Alguns…, dos Contos da Solidão.
…………………………………………………….
Durante
muito tempo, eu escrevi quase em transe, muitas vezes. Como se uma voz, vinda
não sei de onde, portanto até do Inconsciente, que me ditasse certas páginas e
são as pastas melhores que eu escrevi, são pastas desse tipo. [Urbano, aqui,
disse mesmo «pastas» duas vezes, onde esperávamos «páginas».]
[Imagem
de canavial, a parte superior das canas.]
— Devia
ser aí dos cinco, seis anos, pois…, quatro, talvez… … Lembro-me de coisas que me marcaram.
Lembro-me de coisas que me marcaram, que era a minha descoberta do sofrimento,
que me assustava, que eu não compreendia, mas que estava na minha frente. A dor
dos outros.
[Fotografia
da mãe com um bebé; mais duas fotografias com bebé, face colada à face; o bebé
sentado em encosto almofadado; canavial; o vento.]
A minha
mãe ficou connosco no Alentejo.

════

**Tarefas a realizar:**
1. Reproduz palavra por palavra tudo o que, no depoimento, vai de "Lembro-me de coisas que me marcaram, que" até "connosco no Alentejo.".
2. Responde, com base no depoimento:
(a) Que palavra disse Urbano duas vezes, onde se esperava «páginas»?
(b) Em que consistia a descoberta da infância que o assustava e que ele não compreendia?
(c) Onde ficou a mãe?
3. Prolonga o depoimento sobre a escrita e a infância a partir da última frase apresentada.
As linhas que aparecem a seguir provêm de outra fonte.

(Linhas extraídas de uma coleção)
════

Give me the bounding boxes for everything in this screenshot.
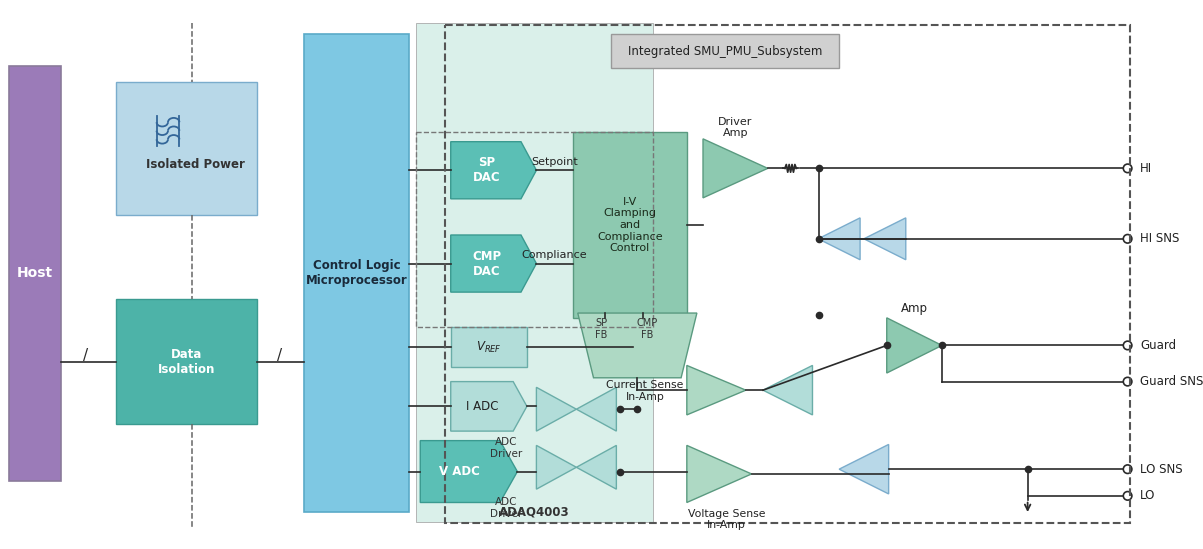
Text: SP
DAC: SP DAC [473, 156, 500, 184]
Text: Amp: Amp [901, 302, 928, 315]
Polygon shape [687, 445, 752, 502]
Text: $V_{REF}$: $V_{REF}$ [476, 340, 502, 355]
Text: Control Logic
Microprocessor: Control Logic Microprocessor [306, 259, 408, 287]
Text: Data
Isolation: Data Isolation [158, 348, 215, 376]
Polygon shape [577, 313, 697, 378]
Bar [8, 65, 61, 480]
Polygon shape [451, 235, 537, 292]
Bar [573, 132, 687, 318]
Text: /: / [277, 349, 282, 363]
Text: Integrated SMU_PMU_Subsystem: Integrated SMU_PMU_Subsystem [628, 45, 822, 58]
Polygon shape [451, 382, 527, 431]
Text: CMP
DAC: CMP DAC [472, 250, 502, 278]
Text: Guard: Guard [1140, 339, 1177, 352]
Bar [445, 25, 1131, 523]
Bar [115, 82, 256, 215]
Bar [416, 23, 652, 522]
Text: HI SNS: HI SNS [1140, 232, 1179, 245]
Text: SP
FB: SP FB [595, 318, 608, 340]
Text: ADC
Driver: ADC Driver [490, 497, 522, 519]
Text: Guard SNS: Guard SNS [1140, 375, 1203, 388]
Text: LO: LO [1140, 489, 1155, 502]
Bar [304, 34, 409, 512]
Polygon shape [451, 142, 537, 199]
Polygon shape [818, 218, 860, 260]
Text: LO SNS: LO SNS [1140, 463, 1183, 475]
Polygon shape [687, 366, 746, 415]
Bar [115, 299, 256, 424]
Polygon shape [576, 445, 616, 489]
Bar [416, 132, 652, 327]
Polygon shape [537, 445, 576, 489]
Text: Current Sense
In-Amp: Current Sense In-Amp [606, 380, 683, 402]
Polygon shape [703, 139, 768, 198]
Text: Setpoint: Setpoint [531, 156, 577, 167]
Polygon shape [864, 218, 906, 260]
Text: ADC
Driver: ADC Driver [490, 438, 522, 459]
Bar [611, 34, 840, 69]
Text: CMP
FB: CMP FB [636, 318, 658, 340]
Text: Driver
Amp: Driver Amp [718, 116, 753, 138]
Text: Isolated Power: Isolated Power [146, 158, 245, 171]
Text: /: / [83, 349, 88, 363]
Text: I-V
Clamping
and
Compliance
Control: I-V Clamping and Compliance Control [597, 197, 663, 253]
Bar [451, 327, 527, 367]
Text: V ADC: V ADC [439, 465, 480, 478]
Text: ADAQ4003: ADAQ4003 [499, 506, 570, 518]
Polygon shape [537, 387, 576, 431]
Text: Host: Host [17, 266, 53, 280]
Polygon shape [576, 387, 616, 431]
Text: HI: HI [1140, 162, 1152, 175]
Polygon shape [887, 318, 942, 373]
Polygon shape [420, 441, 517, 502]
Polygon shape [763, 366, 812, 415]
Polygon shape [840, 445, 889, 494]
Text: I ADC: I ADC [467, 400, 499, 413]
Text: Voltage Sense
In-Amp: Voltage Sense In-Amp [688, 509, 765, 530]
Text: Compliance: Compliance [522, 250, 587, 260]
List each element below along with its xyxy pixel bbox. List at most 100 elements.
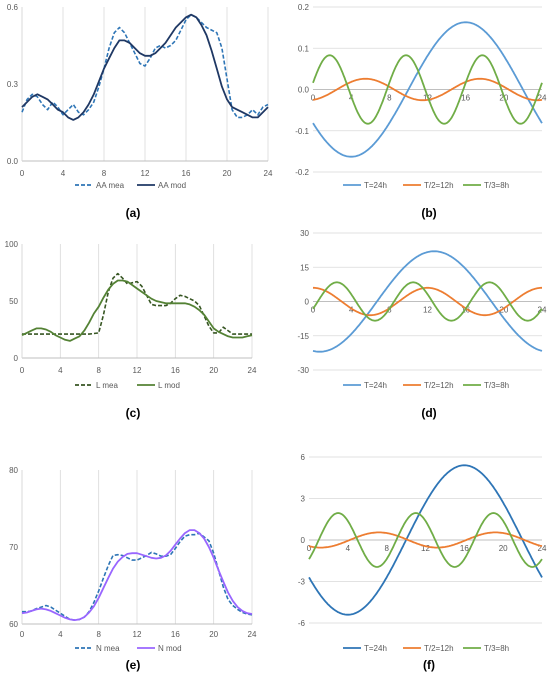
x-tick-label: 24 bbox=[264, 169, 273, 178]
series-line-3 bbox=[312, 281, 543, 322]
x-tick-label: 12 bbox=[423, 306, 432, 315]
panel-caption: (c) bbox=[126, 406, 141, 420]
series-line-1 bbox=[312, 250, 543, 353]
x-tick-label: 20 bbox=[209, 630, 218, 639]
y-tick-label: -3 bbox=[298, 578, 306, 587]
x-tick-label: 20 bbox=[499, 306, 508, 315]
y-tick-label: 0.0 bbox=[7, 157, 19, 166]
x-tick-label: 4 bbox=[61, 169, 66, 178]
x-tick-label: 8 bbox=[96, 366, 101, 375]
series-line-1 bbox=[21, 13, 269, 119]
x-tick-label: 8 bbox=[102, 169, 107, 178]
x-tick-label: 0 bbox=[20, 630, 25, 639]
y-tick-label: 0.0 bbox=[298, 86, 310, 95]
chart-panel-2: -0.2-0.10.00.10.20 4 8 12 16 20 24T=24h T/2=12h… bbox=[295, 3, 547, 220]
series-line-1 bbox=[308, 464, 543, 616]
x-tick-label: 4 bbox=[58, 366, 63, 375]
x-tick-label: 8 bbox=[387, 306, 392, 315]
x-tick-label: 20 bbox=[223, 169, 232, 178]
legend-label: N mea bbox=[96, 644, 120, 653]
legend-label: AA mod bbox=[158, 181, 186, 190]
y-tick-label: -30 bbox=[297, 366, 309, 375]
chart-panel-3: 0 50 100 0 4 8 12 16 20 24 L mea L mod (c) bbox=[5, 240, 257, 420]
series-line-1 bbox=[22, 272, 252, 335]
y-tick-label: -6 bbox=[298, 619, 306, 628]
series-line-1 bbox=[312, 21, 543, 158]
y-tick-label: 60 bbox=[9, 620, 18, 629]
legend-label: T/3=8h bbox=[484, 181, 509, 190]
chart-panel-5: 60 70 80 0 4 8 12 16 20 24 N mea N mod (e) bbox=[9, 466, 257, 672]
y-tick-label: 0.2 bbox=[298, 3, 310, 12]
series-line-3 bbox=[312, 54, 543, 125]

════

**Respostas do exercício:**
1.
Lembro-me de coisas que me marcaram, que era a minha descoberta do sofrimento,
que me assustava, que eu não compreendia, mas que estava na minha frente. A dor
dos outros.
[Fotografia
da mãe com um bebé; mais duas fotografias com bebé, face colada à face; o bebé
sentado em encosto almofadado; canavial; o vento.]
A minha
mãe ficou connosco no Alentejo.

2.
(a) «Pastas».
(b) Na descoberta do sofrimento, a dor dos outros.
(c) No Alentejo.

3.
Miguel
Urbano: — A minha mãe, como eu digo, era muito conservadora. Então, contratou
uma professora. Nós aprendemos a ler e escrever em casa. Fomos fazer exame de
admissão, como era na altura, preparados por uma professora…
Urbano:
— … tradicional, burguesa, portuguesa, com um sentimento de classe muito forte,
mas eu conheci uma outra mãe; a mãe, que, pouco a pouco, foi evoluindo, na
medida em que via um filho exilado, o outro, a ser constantemente preso,
perseguido, e ela começou a evoluir, colocando-se contra o regime e
modificando-se, até certo ponto, tanto quanto é possível uma pessoa
modificar-se. … …
Foi cedendo, e ficou uma pessoa muito maia amiga e mais acessível. E
dessa outra mãe, eu tinha uma grande saudade. [O canavial, o vento; fotografia
do pai, com os seus 40 anos.]
......................................................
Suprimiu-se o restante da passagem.